Stored records
▬▬▬

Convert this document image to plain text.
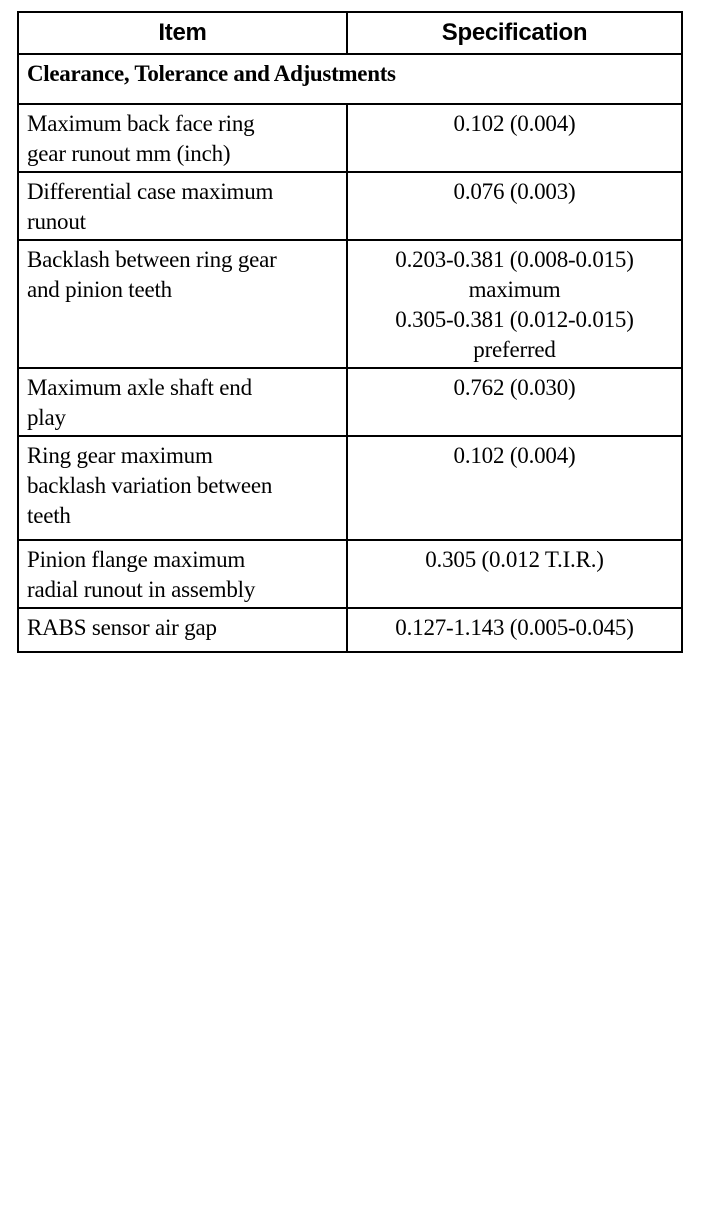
Item	Specification
Clearance, Tolerance and Adjustments	

Maximum back face ring
gear runout mm (inch)	0.102 (0.004)

Differential case maximum
runout	0.076 (0.003)

Backlash between ring gear
and pinion teeth	0.203-0.381 (0.008-0.015)
maximum
0.305-0.381 (0.012-0.015)
preferred

Maximum axle shaft end
play	0.762 (0.030)

Ring gear maximum
backlash variation between
teeth	0.102 (0.004)

Pinion flange maximum
radial runout in assembly	0.305 (0.012 T.I.R.)

RABS sensor air gap	0.127-1.143 (0.005-0.045)
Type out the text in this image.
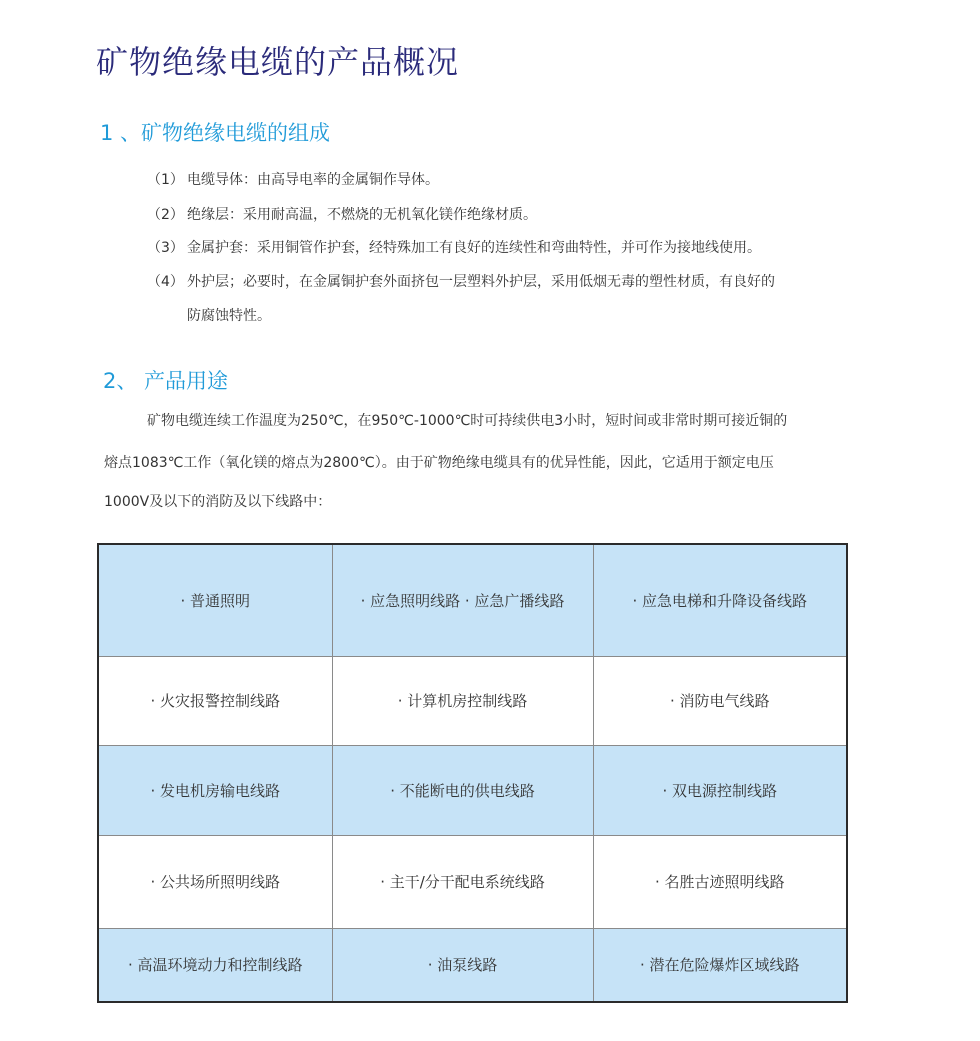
矿物绝缘电缆的产品概况
1 、矿物绝缘电缆的组成
（1） 电缆导体：由高导电率的金属铜作导体。
（2） 绝缘层：采用耐高温，不燃烧的无机氧化镁作绝缘材质。
（3） 金属护套：采用铜管作护套，经特殊加工有良好的连续性和弯曲特性，并可作为接地线使用。
（4） 外护层；必要时，在金属铜护套外面挤包一层塑料外护层，采用低烟无毒的塑性材质，有良好的
防腐蚀特性。
2、 产品用途
矿物电缆连续工作温度为250℃，在950℃-1000℃时可持续供电3小时，短时间或非常时期可接近铜的
熔点1083℃工作（氧化镁的熔点为2800℃）。由于矿物绝缘电缆具有的优异性能，因此，它适用于额定电压
1000V及以下的消防及以下线路中：
· 普通照明	· 应急照明线路 · 应急广播线路	· 应急电梯和升降设备线路
· 火灾报警控制线路	· 计算机房控制线路	· 消防电气线路
· 发电机房输电线路	· 不能断电的供电线路	· 双电源控制线路
· 公共场所照明线路	· 主干/分干配电系统线路	· 名胜古迹照明线路
· 高温环境动力和控制线路	· 油泵线路	· 潜在危险爆炸区域线路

▬▬▬

GOAL:
Without the pictures, reproduce every line of the records above exactly.

EXERCISE RESULT:
Convert this document image to plain text.
Item	Specification
Clearance, Tolerance and Adjustments	

Maximum back face ring
gear runout mm (inch)	0.102 (0.004)

Differential case maximum
runout	0.076 (0.003)

Backlash between ring gear
and pinion teeth	0.203-0.381 (0.008-0.015)
maximum
0.305-0.381 (0.012-0.015)
preferred

Maximum axle shaft end
play	0.762 (0.030)

Ring gear maximum
backlash variation between
teeth	0.102 (0.004)

Pinion flange maximum
radial runout in assembly	0.305 (0.012 T.I.R.)

RABS sensor air gap	0.127-1.143 (0.005-0.045)
Type out the text in this image.
矿物绝缘电缆的产品概况
1 、矿物绝缘电缆的组成
（1） 电缆导体：由高导电率的金属铜作导体。
（2） 绝缘层：采用耐高温，不燃烧的无机氧化镁作绝缘材质。
（3） 金属护套：采用铜管作护套，经特殊加工有良好的连续性和弯曲特性，并可作为接地线使用。
（4） 外护层；必要时，在金属铜护套外面挤包一层塑料外护层，采用低烟无毒的塑性材质，有良好的
防腐蚀特性。
2、 产品用途
矿物电缆连续工作温度为250℃，在950℃-1000℃时可持续供电3小时，短时间或非常时期可接近铜的
熔点1083℃工作（氧化镁的熔点为2800℃）。由于矿物绝缘电缆具有的优异性能，因此，它适用于额定电压
1000V及以下的消防及以下线路中：
· 普通照明	· 应急照明线路 · 应急广播线路	· 应急电梯和升降设备线路
· 火灾报警控制线路	· 计算机房控制线路	· 消防电气线路
· 发电机房输电线路	· 不能断电的供电线路	· 双电源控制线路
· 公共场所照明线路	· 主干/分干配电系统线路	· 名胜古迹照明线路
· 高温环境动力和控制线路	· 油泵线路	· 潜在危险爆炸区域线路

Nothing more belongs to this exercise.